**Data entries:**

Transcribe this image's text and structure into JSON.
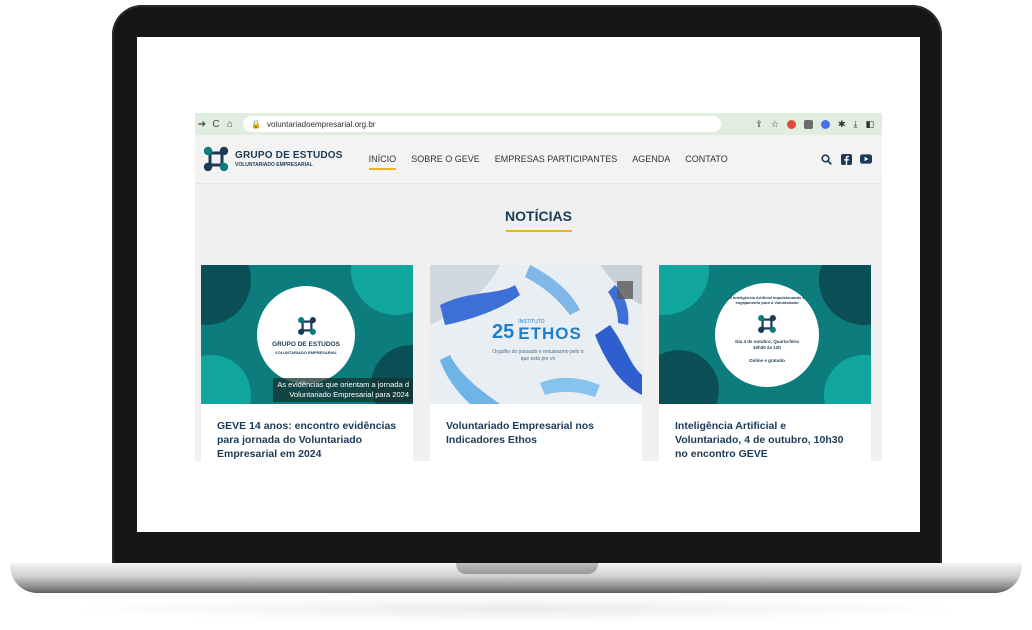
{
  "browser": {
    "url": "voluntariadoempresarial.org.br"
  },
  "site": {
    "logo_line1": "GRUPO DE ESTUDOS",
    "logo_line2": "VOLUNTARIADO EMPRESARIAL",
    "menu": [
      {
        "label": "INÍCIO",
        "active": true
      },
      {
        "label": "SOBRE O GEVE",
        "active": false
      },
      {
        "label": "EMPRESAS PARTICIPANTES",
        "active": false
      },
      {
        "label": "AGENDA",
        "active": false
      },
      {
        "label": "CONTATO",
        "active": false
      }
    ],
    "section_title": "NOTÍCIAS"
  },
  "cards": [
    {
      "title": "GEVE 14 anos: encontro evidências para jornada do Voluntariado Empresarial em 2024",
      "thumb_logo_line1": "GRUPO DE ESTUDOS",
      "thumb_logo_line2": "VOLUNTARIADO EMPRESARIAL",
      "caption_line1": "As evidências que orientam a jornada d",
      "caption_line2": "Voluntariado Empresarial para 2024"
    },
    {
      "title": "Voluntariado Empresarial nos Indicadores Ethos",
      "thumb_number": "25",
      "thumb_brand_small": "INSTITUTO",
      "thumb_brand": "ETHOS",
      "thumb_tagline": "Orgulho do passado e entusiasmo pelo o que está por vir"
    },
    {
      "title": "Inteligência Artificial e Voluntariado, 4 de outubro, 10h30 no encontro GEVE",
      "thumb_heading": "A Inteligência Artificial impulsionando o engajamento para o Voluntariado",
      "thumb_when": "Dia 4 de outubro, Quarta-feira 10h30 às 12h",
      "thumb_price": "Online e gratuito"
    }
  ],
  "colors": {
    "teal": "#0c7d7c",
    "navy": "#1b3a57",
    "accent": "#e6b520",
    "toolbar": "#dfeede"
  }
}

**Exercise description:**
From the data above, copy out every line with the string "para" in it.

**Task solution:**
      "title": "GEVE 14 anos: encontro evidências para jornada do Voluntariado Empresarial em 2024",
      "caption_line2": "Voluntariado Empresarial para 2024"
      "thumb_heading": "A Inteligência Artificial impulsionando o engajamento para o Voluntariado",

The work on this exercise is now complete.